◆ **TASK DESCRIPTION**: Please restate the following records word for word.

--------------------------------

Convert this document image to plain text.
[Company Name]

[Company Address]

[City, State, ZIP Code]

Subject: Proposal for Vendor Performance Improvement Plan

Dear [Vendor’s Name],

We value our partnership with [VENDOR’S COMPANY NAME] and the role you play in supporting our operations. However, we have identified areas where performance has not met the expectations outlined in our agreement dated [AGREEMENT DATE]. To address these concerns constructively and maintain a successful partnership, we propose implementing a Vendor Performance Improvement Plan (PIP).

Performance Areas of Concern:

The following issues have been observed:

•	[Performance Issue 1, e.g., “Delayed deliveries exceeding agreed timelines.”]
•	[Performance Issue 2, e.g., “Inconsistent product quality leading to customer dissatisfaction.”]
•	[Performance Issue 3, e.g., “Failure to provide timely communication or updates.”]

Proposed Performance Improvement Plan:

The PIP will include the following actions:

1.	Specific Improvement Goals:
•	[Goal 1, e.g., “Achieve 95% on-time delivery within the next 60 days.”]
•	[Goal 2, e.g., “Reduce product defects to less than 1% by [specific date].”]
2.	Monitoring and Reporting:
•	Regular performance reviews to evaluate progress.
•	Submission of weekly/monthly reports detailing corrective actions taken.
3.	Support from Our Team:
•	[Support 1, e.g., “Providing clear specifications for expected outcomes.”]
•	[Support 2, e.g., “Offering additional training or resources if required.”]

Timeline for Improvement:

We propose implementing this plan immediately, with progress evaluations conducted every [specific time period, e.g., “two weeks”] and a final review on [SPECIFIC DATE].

--------------------------------

◆ **RESPONSE TO THE TASK**:
Convert this document image to plain text.
[Company Name]

[Company Address]

[City, State, ZIP Code]

Subject: Proposal for Vendor Performance Improvement Plan

Dear [Vendor’s Name],

We value our partnership with [VENDOR’S COMPANY NAME] and the role you play in supporting our operations. However, we have identified areas where performance has not met the expectations outlined in our agreement dated [AGREEMENT DATE]. To address these concerns constructively and maintain a successful partnership, we propose implementing a Vendor Performance Improvement Plan (PIP).

Performance Areas of Concern:

The following issues have been observed:

•	[Performance Issue 1, e.g., “Delayed deliveries exceeding agreed timelines.”]
•	[Performance Issue 2, e.g., “Inconsistent product quality leading to customer dissatisfaction.”]
•	[Performance Issue 3, e.g., “Failure to provide timely communication or updates.”]

Proposed Performance Improvement Plan:

The PIP will include the following actions:

1.	Specific Improvement Goals:
•	[Goal 1, e.g., “Achieve 95% on-time delivery within the next 60 days.”]
•	[Goal 2, e.g., “Reduce product defects to less than 1% by [specific date].”]
2.	Monitoring and Reporting:
•	Regular performance reviews to evaluate progress.
•	Submission of weekly/monthly reports detailing corrective actions taken.
3.	Support from Our Team:
•	[Support 1, e.g., “Providing clear specifications for expected outcomes.”]
•	[Support 2, e.g., “Offering additional training or resources if required.”]

Timeline for Improvement:

We propose implementing this plan immediately, with progress evaluations conducted every [specific time period, e.g., “two weeks”] and a final review on [SPECIFIC DATE].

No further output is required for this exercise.